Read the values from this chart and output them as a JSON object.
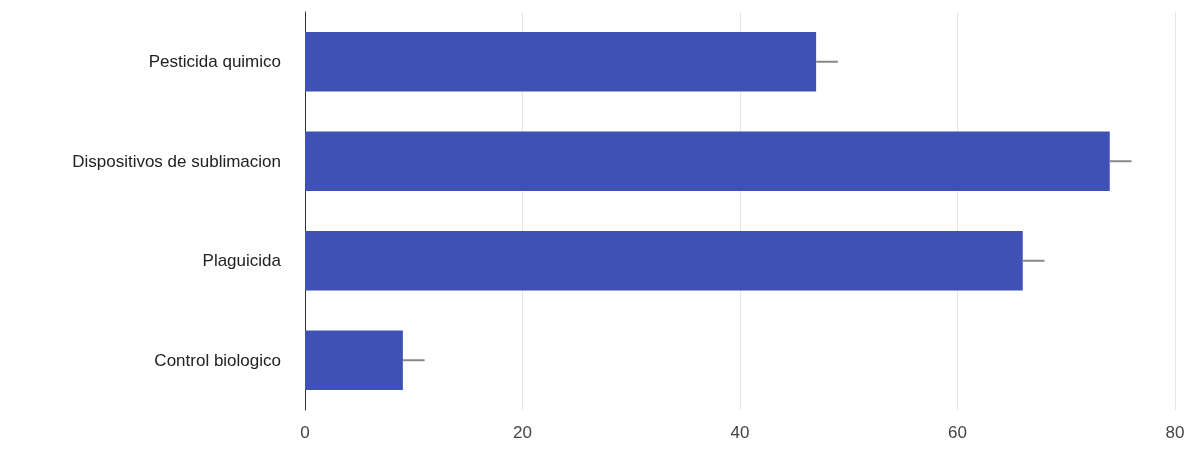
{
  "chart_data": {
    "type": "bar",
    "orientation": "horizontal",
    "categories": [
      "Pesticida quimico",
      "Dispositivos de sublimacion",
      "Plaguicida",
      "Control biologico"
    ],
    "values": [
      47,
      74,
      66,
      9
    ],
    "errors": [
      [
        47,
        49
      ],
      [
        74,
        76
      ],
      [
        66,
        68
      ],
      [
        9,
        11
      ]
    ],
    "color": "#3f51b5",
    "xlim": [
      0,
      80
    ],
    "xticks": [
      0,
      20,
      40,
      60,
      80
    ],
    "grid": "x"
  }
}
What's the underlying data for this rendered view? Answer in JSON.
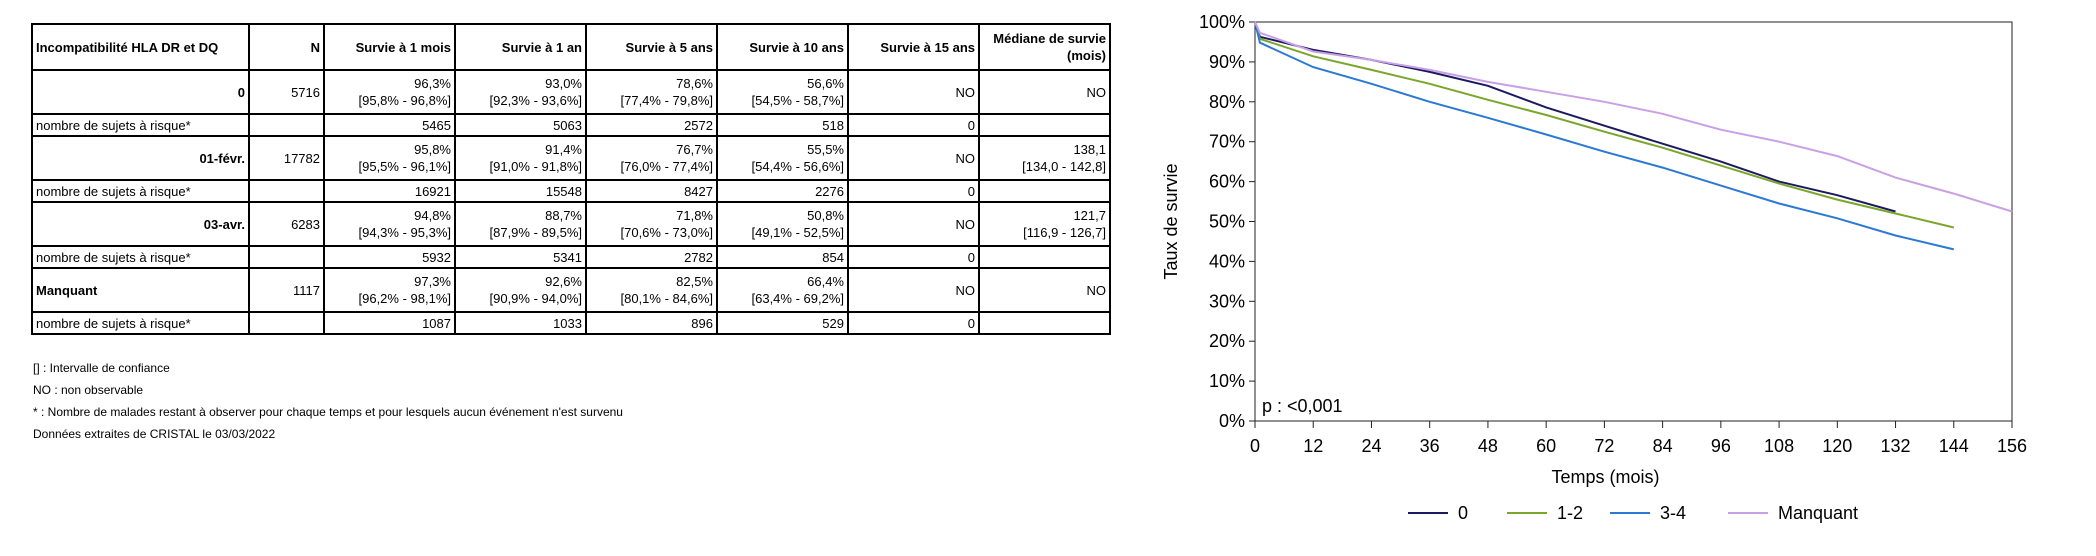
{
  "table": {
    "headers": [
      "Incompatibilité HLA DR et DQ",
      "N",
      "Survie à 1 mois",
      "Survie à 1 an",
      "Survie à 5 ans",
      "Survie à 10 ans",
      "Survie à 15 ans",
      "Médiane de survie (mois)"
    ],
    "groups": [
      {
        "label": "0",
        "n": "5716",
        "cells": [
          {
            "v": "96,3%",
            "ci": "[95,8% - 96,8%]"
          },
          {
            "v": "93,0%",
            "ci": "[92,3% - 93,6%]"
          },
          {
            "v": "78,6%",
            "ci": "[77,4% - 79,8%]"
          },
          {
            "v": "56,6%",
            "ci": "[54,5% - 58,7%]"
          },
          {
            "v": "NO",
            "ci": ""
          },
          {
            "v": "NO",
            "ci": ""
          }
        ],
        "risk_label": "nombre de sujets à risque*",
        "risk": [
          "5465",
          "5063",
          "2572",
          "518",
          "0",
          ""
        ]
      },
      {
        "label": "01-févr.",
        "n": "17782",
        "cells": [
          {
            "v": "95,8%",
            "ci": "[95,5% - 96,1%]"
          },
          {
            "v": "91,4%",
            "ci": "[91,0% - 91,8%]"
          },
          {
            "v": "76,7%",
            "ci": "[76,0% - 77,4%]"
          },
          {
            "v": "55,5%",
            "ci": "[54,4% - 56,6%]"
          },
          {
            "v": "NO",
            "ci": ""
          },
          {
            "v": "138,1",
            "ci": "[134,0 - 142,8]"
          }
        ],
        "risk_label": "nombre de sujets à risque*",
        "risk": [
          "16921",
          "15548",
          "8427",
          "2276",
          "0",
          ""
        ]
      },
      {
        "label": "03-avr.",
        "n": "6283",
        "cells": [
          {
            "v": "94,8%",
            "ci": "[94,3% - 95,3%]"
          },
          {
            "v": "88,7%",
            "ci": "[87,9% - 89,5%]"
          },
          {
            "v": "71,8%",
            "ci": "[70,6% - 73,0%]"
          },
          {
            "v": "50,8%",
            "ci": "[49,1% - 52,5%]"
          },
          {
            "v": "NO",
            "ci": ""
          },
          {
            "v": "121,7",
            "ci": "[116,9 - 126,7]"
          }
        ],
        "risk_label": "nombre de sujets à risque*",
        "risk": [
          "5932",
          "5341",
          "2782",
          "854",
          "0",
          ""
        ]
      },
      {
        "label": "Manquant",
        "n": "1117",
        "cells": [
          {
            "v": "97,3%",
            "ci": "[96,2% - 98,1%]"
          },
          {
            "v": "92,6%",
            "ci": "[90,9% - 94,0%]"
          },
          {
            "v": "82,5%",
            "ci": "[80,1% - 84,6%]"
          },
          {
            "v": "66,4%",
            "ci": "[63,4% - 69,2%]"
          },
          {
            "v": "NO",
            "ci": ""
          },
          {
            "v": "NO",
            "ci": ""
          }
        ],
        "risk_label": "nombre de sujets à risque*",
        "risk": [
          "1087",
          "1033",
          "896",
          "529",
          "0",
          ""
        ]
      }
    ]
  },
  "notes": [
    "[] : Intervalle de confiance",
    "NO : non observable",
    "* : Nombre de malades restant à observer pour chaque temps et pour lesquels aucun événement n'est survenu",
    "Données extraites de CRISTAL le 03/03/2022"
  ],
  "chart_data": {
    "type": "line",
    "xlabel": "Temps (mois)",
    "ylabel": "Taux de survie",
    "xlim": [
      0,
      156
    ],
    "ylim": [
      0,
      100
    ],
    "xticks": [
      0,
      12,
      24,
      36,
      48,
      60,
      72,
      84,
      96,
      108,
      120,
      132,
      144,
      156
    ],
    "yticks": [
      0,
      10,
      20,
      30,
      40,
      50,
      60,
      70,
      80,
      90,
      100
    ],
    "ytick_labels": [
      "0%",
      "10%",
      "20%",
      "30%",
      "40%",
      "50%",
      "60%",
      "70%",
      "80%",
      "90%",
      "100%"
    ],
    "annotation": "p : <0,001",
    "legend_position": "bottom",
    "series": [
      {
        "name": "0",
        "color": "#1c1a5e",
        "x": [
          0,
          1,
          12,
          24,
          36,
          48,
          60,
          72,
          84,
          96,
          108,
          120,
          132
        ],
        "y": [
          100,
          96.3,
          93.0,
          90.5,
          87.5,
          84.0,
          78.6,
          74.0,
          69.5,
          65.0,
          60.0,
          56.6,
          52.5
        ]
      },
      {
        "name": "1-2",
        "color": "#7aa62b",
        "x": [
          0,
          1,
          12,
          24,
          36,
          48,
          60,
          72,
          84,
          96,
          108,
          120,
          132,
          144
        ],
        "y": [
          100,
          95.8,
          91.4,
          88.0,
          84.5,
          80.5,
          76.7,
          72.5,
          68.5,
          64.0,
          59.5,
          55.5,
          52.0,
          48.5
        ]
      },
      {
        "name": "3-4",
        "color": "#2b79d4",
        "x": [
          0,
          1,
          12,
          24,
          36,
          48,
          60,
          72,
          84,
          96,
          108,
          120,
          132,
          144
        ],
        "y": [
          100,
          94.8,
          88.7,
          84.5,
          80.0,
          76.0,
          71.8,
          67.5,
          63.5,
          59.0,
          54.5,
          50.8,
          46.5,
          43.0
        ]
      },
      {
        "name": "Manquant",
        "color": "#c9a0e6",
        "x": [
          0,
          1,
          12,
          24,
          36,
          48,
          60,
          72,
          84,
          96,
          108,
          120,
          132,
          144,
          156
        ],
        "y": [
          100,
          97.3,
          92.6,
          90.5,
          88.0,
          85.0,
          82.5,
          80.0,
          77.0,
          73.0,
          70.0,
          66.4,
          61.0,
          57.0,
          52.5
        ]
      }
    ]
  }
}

----------

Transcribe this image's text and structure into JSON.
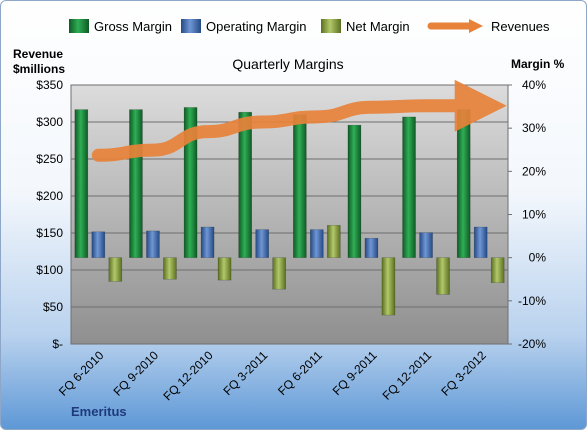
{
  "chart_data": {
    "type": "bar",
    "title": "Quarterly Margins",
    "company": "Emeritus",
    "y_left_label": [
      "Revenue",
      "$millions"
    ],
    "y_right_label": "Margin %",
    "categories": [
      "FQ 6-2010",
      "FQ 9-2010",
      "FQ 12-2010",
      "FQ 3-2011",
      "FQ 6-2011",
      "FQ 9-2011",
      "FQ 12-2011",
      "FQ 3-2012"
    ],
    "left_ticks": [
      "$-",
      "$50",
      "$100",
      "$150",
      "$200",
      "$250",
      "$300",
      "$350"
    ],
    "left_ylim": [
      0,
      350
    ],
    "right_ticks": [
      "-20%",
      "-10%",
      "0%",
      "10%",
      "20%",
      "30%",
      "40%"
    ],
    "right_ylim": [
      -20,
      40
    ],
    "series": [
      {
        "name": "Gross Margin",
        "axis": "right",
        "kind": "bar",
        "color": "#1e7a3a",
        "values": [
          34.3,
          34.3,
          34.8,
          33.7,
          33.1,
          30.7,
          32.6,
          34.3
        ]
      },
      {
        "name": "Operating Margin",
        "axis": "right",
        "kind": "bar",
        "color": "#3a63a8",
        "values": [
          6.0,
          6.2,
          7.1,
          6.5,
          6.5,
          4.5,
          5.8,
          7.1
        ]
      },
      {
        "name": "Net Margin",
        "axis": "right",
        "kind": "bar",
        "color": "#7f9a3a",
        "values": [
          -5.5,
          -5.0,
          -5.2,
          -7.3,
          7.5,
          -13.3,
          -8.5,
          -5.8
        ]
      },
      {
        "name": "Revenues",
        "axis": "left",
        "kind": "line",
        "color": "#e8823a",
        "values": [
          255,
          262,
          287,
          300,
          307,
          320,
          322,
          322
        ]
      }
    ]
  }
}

----------

* TO BE DONE
In the entries above, how many lines hold the word "color"? State the number and nothing else.

* SOLUTION FOR THIS EXERCISE
9